(Records excerpted from a collection)

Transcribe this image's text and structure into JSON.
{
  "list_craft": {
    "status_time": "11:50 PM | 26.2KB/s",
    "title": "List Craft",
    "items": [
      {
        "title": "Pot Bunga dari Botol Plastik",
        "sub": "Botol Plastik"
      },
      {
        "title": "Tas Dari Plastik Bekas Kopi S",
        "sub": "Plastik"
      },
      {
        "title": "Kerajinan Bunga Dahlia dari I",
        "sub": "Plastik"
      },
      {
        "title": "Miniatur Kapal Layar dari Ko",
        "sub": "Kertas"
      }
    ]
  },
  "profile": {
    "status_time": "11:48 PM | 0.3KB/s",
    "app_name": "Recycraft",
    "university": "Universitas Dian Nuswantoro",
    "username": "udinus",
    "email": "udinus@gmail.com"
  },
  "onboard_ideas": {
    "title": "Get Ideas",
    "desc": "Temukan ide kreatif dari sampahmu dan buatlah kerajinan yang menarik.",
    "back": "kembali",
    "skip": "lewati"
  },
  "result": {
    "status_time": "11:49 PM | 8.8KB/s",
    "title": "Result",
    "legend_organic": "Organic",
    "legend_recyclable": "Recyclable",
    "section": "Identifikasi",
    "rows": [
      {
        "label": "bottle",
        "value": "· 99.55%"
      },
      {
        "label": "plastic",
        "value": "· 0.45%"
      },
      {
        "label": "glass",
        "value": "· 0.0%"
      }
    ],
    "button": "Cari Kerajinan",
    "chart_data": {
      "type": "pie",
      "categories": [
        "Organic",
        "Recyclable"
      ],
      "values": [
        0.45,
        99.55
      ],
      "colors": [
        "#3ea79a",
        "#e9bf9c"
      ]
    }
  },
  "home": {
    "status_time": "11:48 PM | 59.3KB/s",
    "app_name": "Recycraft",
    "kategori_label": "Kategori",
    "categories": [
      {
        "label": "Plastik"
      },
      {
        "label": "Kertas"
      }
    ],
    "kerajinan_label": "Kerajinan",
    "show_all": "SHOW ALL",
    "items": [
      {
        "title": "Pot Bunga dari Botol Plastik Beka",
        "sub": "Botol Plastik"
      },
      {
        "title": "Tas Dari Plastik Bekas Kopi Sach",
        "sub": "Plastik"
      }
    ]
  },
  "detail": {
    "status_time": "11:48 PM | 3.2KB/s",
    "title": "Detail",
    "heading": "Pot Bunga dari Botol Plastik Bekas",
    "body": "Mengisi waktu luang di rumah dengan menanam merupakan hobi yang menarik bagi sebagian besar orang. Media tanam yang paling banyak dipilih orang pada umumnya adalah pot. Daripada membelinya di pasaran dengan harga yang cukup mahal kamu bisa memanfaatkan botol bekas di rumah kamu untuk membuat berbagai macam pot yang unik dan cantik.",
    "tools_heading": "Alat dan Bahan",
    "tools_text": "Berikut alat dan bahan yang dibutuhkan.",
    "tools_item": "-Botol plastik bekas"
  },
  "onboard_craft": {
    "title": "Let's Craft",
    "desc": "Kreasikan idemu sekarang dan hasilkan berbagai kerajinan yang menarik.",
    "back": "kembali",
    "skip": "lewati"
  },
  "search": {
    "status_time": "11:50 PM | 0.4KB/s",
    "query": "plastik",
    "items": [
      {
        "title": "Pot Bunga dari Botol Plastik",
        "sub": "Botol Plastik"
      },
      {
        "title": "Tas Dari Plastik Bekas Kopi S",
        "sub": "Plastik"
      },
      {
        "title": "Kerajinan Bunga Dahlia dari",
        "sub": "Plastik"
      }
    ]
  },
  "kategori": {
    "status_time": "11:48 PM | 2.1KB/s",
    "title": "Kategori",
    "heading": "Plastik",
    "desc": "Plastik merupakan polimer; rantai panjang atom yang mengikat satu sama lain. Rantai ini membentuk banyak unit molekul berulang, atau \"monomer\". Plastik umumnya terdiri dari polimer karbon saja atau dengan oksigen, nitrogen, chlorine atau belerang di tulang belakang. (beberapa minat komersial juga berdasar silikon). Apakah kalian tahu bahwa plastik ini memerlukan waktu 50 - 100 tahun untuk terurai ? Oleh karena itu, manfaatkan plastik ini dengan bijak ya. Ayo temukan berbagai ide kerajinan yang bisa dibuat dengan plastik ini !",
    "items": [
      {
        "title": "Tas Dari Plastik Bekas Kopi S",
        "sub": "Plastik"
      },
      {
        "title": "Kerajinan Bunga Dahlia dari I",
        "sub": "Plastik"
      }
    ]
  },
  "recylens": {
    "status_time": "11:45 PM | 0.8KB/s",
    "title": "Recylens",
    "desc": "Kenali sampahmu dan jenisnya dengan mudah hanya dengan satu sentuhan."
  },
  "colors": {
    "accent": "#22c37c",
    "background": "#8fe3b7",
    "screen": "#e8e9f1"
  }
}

What you have to do
Reproduce the entries above in full by retyping them exactly.

Full output
Transcribe this image's text and structure into JSON.
{
  "list_craft": {
    "status_time": "11:50 PM | 26.2KB/s",
    "title": "List Craft",
    "items": [
      {
        "title": "Pot Bunga dari Botol Plastik",
        "sub": "Botol Plastik"
      },
      {
        "title": "Tas Dari Plastik Bekas Kopi S",
        "sub": "Plastik"
      },
      {
        "title": "Kerajinan Bunga Dahlia dari I",
        "sub": "Plastik"
      },
      {
        "title": "Miniatur Kapal Layar dari Ko",
        "sub": "Kertas"
      }
    ]
  },
  "profile": {
    "status_time": "11:48 PM | 0.3KB/s",
    "app_name": "Recycraft",
    "university": "Universitas Dian Nuswantoro",
    "username": "udinus",
    "email": "udinus@gmail.com"
  },
  "onboard_ideas": {
    "title": "Get Ideas",
    "desc": "Temukan ide kreatif dari sampahmu dan buatlah kerajinan yang menarik.",
    "back": "kembali",
    "skip": "lewati"
  },
  "result": {
    "status_time": "11:49 PM | 8.8KB/s",
    "title": "Result",
    "legend_organic": "Organic",
    "legend_recyclable": "Recyclable",
    "section": "Identifikasi",
    "rows": [
      {
        "label": "bottle",
        "value": "· 99.55%"
      },
      {
        "label": "plastic",
        "value": "· 0.45%"
      },
      {
        "label": "glass",
        "value": "· 0.0%"
      }
    ],
    "button": "Cari Kerajinan",
    "chart_data": {
      "type": "pie",
      "categories": [
        "Organic",
        "Recyclable"
      ],
      "values": [
        0.45,
        99.55
      ],
      "colors": [
        "#3ea79a",
        "#e9bf9c"
      ]
    }
  },
  "home": {
    "status_time": "11:48 PM | 59.3KB/s",
    "app_name": "Recycraft",
    "kategori_label": "Kategori",
    "categories": [
      {
        "label": "Plastik"
      },
      {
        "label": "Kertas"
      }
    ],
    "kerajinan_label": "Kerajinan",
    "show_all": "SHOW ALL",
    "items": [
      {
        "title": "Pot Bunga dari Botol Plastik Beka",
        "sub": "Botol Plastik"
      },
      {
        "title": "Tas Dari Plastik Bekas Kopi Sach",
        "sub": "Plastik"
      }
    ]
  },
  "detail": {
    "status_time": "11:48 PM | 3.2KB/s",
    "title": "Detail",
    "heading": "Pot Bunga dari Botol Plastik Bekas",
    "body": "Mengisi waktu luang di rumah dengan menanam merupakan hobi yang menarik bagi sebagian besar orang. Media tanam yang paling banyak dipilih orang pada umumnya adalah pot. Daripada membelinya di pasaran dengan harga yang cukup mahal kamu bisa memanfaatkan botol bekas di rumah kamu untuk membuat berbagai macam pot yang unik dan cantik.",
    "tools_heading": "Alat dan Bahan",
    "tools_text": "Berikut alat dan bahan yang dibutuhkan.",
    "tools_item": "-Botol plastik bekas"
  },
  "onboard_craft": {
    "title": "Let's Craft",
    "desc": "Kreasikan idemu sekarang dan hasilkan berbagai kerajinan yang menarik.",
    "back": "kembali",
    "skip": "lewati"
  },
  "search": {
    "status_time": "11:50 PM | 0.4KB/s",
    "query": "plastik",
    "items": [
      {
        "title": "Pot Bunga dari Botol Plastik",
        "sub": "Botol Plastik"
      },
      {
        "title": "Tas Dari Plastik Bekas Kopi S",
        "sub": "Plastik"
      },
      {
        "title": "Kerajinan Bunga Dahlia dari",
        "sub": "Plastik"
      }
    ]
  },
  "kategori": {
    "status_time": "11:48 PM | 2.1KB/s",
    "title": "Kategori",
    "heading": "Plastik",
    "desc": "Plastik merupakan polimer; rantai panjang atom yang mengikat satu sama lain. Rantai ini membentuk banyak unit molekul berulang, atau \"monomer\". Plastik umumnya terdiri dari polimer karbon saja atau dengan oksigen, nitrogen, chlorine atau belerang di tulang belakang. (beberapa minat komersial juga berdasar silikon). Apakah kalian tahu bahwa plastik ini memerlukan waktu 50 - 100 tahun untuk terurai ? Oleh karena itu, manfaatkan plastik ini dengan bijak ya. Ayo temukan berbagai ide kerajinan yang bisa dibuat dengan plastik ini !",
    "items": [
      {
        "title": "Tas Dari Plastik Bekas Kopi S",
        "sub": "Plastik"
      },
      {
        "title": "Kerajinan Bunga Dahlia dari I",
        "sub": "Plastik"
      }
    ]
  },
  "recylens": {
    "status_time": "11:45 PM | 0.8KB/s",
    "title": "Recylens",
    "desc": "Kenali sampahmu dan jenisnya dengan mudah hanya dengan satu sentuhan."
  },
  "colors": {
    "accent": "#22c37c",
    "background": "#8fe3b7",
    "screen": "#e8e9f1"
  }
}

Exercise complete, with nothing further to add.